**Given task**
Below are some records: retype them all exactly, but not the pictures.

**Records to use**
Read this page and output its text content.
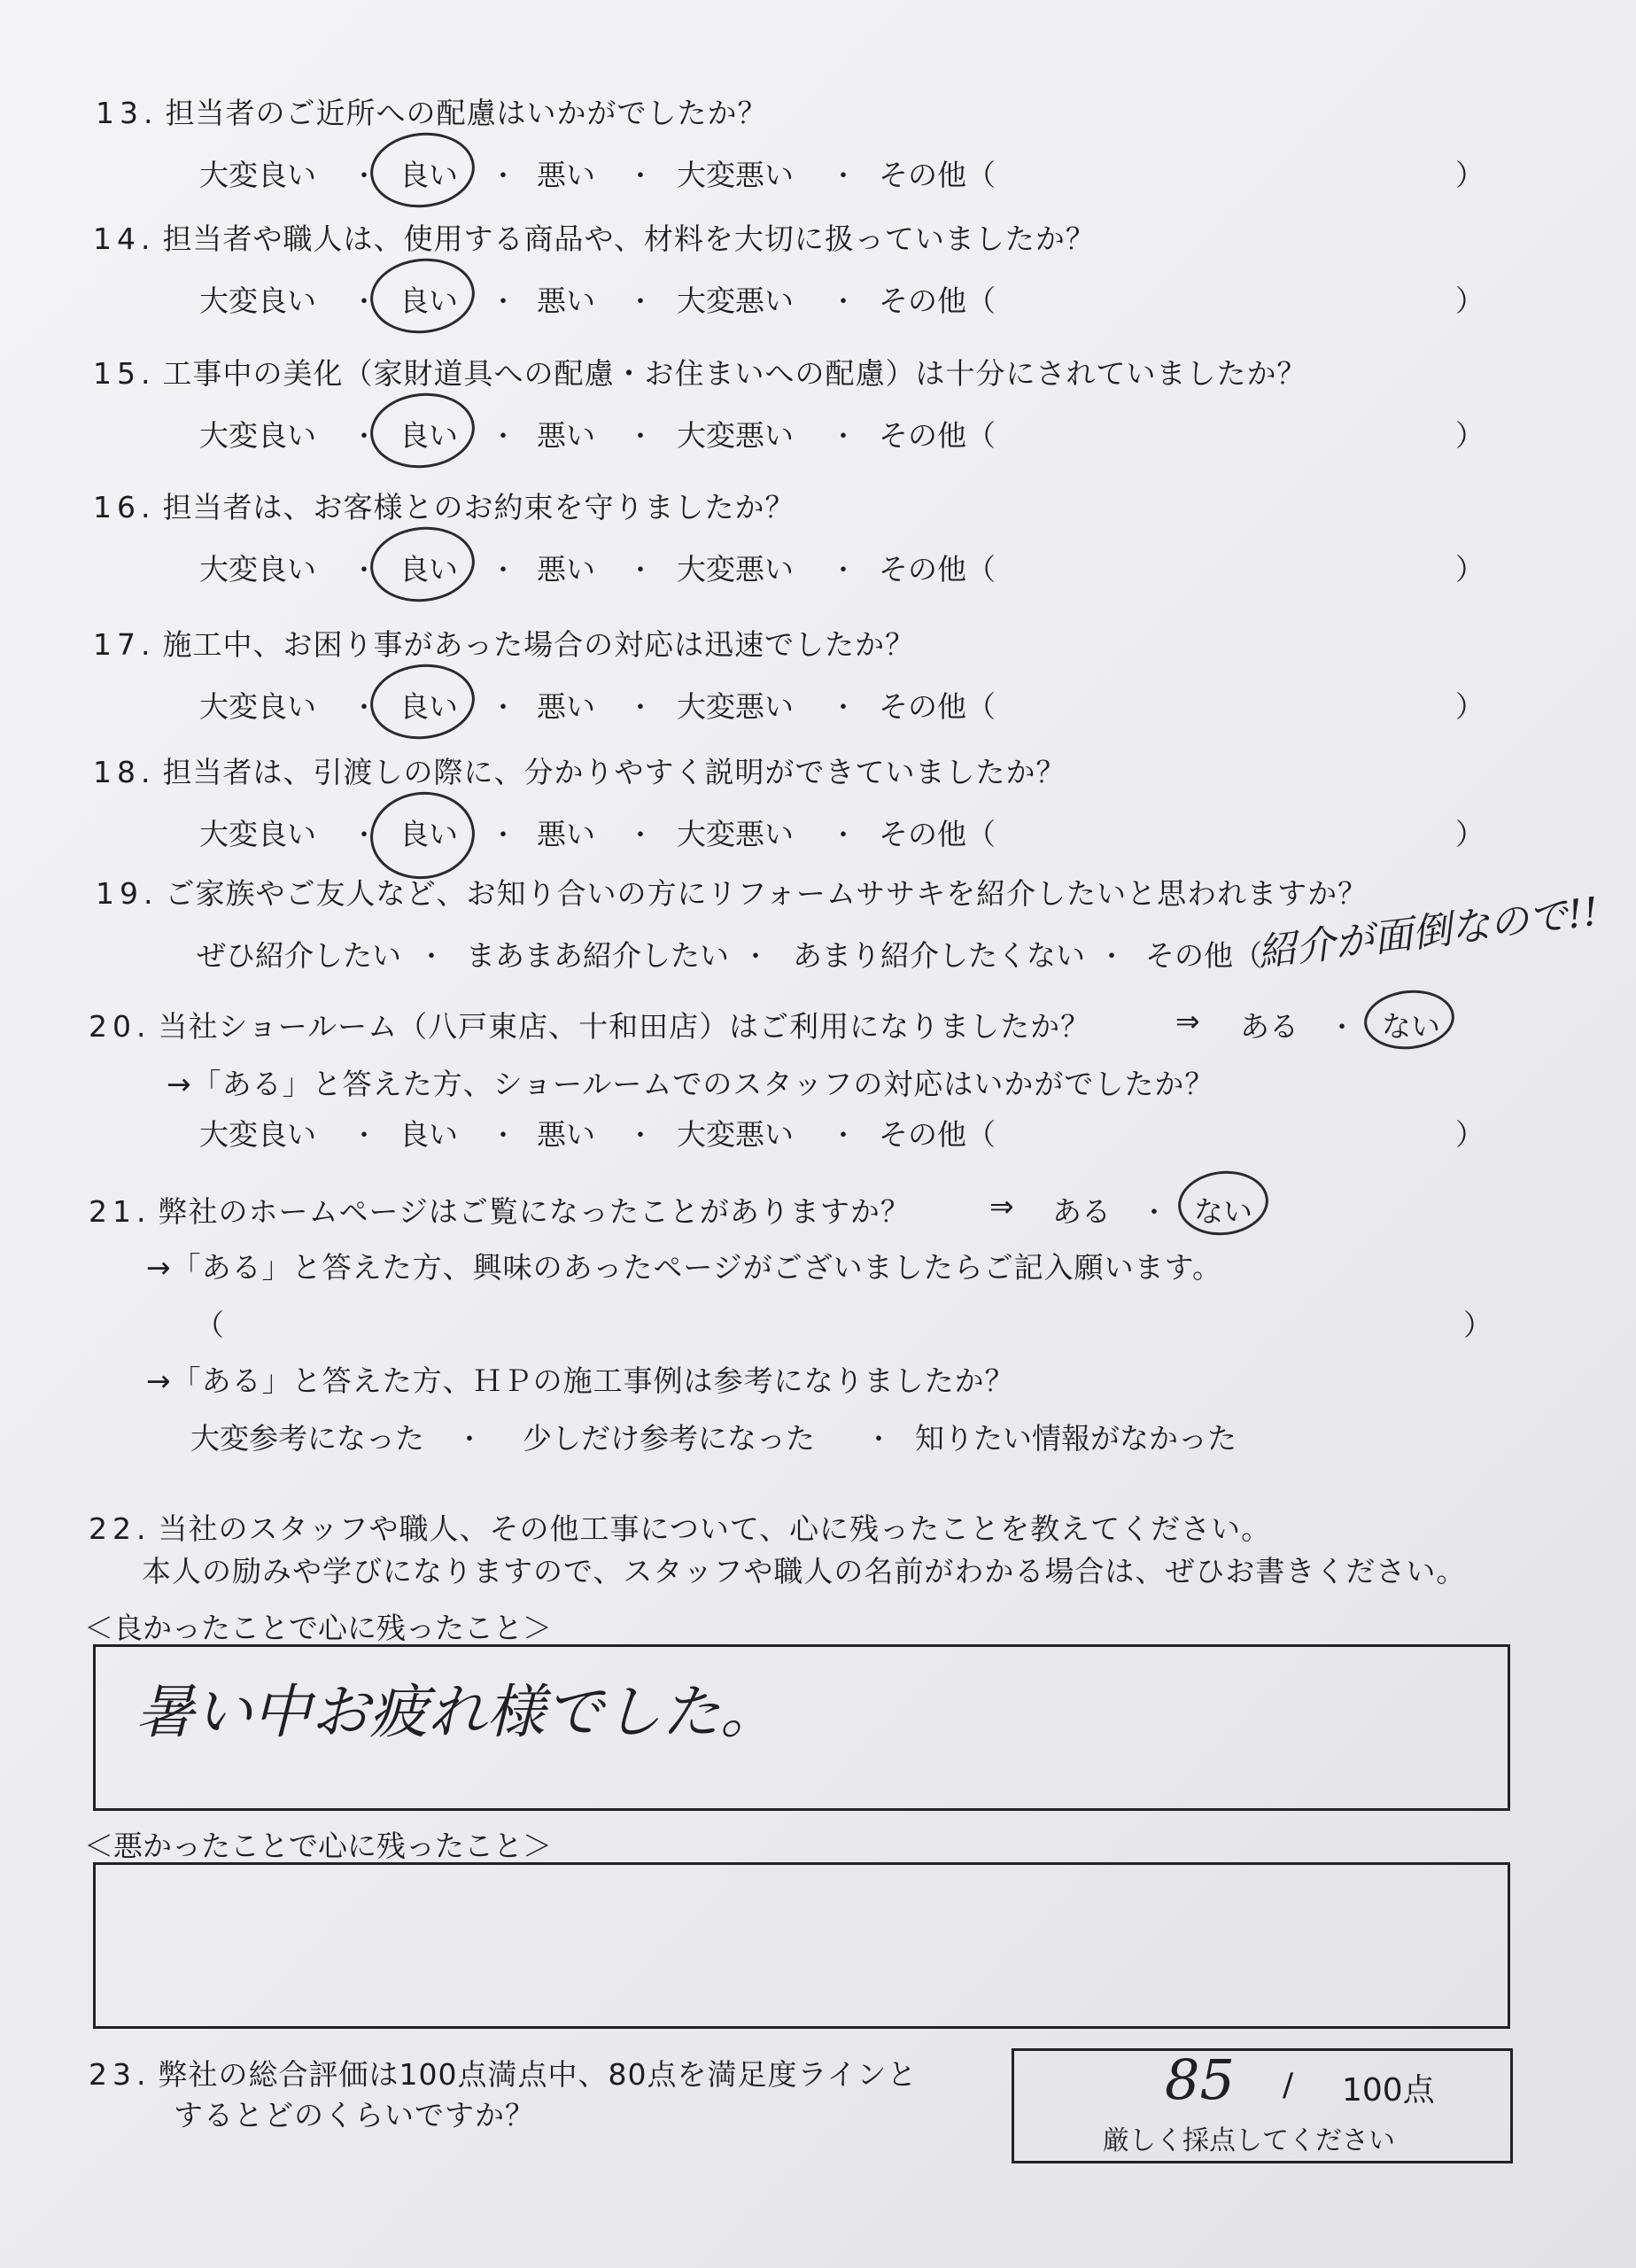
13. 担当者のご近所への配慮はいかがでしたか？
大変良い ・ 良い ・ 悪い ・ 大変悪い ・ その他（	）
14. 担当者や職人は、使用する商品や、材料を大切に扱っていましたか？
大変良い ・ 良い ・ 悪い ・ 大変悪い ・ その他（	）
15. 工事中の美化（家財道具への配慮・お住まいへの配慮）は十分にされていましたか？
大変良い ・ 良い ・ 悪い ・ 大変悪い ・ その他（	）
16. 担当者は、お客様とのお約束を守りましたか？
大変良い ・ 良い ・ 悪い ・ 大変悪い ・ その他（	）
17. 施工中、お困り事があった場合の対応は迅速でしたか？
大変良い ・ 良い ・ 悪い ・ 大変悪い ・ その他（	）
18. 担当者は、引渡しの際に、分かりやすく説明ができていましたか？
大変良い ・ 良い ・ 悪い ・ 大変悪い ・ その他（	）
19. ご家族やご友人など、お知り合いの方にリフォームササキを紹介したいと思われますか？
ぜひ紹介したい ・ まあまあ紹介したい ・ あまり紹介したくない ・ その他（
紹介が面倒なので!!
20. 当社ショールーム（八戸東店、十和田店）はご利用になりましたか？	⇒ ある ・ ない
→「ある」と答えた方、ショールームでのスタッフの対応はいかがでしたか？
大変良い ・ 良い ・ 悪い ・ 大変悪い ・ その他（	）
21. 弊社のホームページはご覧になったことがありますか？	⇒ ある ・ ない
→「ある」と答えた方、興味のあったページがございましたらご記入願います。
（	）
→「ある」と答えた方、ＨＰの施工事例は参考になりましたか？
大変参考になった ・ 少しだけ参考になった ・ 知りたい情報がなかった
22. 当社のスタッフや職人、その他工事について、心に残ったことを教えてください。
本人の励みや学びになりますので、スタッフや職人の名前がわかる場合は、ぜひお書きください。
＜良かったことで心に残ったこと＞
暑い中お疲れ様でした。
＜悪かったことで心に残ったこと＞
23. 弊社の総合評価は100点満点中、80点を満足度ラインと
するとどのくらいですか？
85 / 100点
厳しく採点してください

**Worked answer**
Read this page and output its text content.
13. 担当者のご近所への配慮はいかがでしたか？
大変良い ・ 良い ・ 悪い ・ 大変悪い ・ その他（	）
14. 担当者や職人は、使用する商品や、材料を大切に扱っていましたか？
大変良い ・ 良い ・ 悪い ・ 大変悪い ・ その他（	）
15. 工事中の美化（家財道具への配慮・お住まいへの配慮）は十分にされていましたか？
大変良い ・ 良い ・ 悪い ・ 大変悪い ・ その他（	）
16. 担当者は、お客様とのお約束を守りましたか？
大変良い ・ 良い ・ 悪い ・ 大変悪い ・ その他（	）
17. 施工中、お困り事があった場合の対応は迅速でしたか？
大変良い ・ 良い ・ 悪い ・ 大変悪い ・ その他（	）
18. 担当者は、引渡しの際に、分かりやすく説明ができていましたか？
大変良い ・ 良い ・ 悪い ・ 大変悪い ・ その他（	）
19. ご家族やご友人など、お知り合いの方にリフォームササキを紹介したいと思われますか？
ぜひ紹介したい ・ まあまあ紹介したい ・ あまり紹介したくない ・ その他（
紹介が面倒なので!!
20. 当社ショールーム（八戸東店、十和田店）はご利用になりましたか？	⇒ ある ・ ない
→「ある」と答えた方、ショールームでのスタッフの対応はいかがでしたか？
大変良い ・ 良い ・ 悪い ・ 大変悪い ・ その他（	）
21. 弊社のホームページはご覧になったことがありますか？	⇒ ある ・ ない
→「ある」と答えた方、興味のあったページがございましたらご記入願います。
（	）
→「ある」と答えた方、ＨＰの施工事例は参考になりましたか？
大変参考になった ・ 少しだけ参考になった ・ 知りたい情報がなかった
22. 当社のスタッフや職人、その他工事について、心に残ったことを教えてください。
本人の励みや学びになりますので、スタッフや職人の名前がわかる場合は、ぜひお書きください。
＜良かったことで心に残ったこと＞
暑い中お疲れ様でした。
＜悪かったことで心に残ったこと＞
23. 弊社の総合評価は100点満点中、80点を満足度ラインと
するとどのくらいですか？
85 / 100点
厳しく採点してください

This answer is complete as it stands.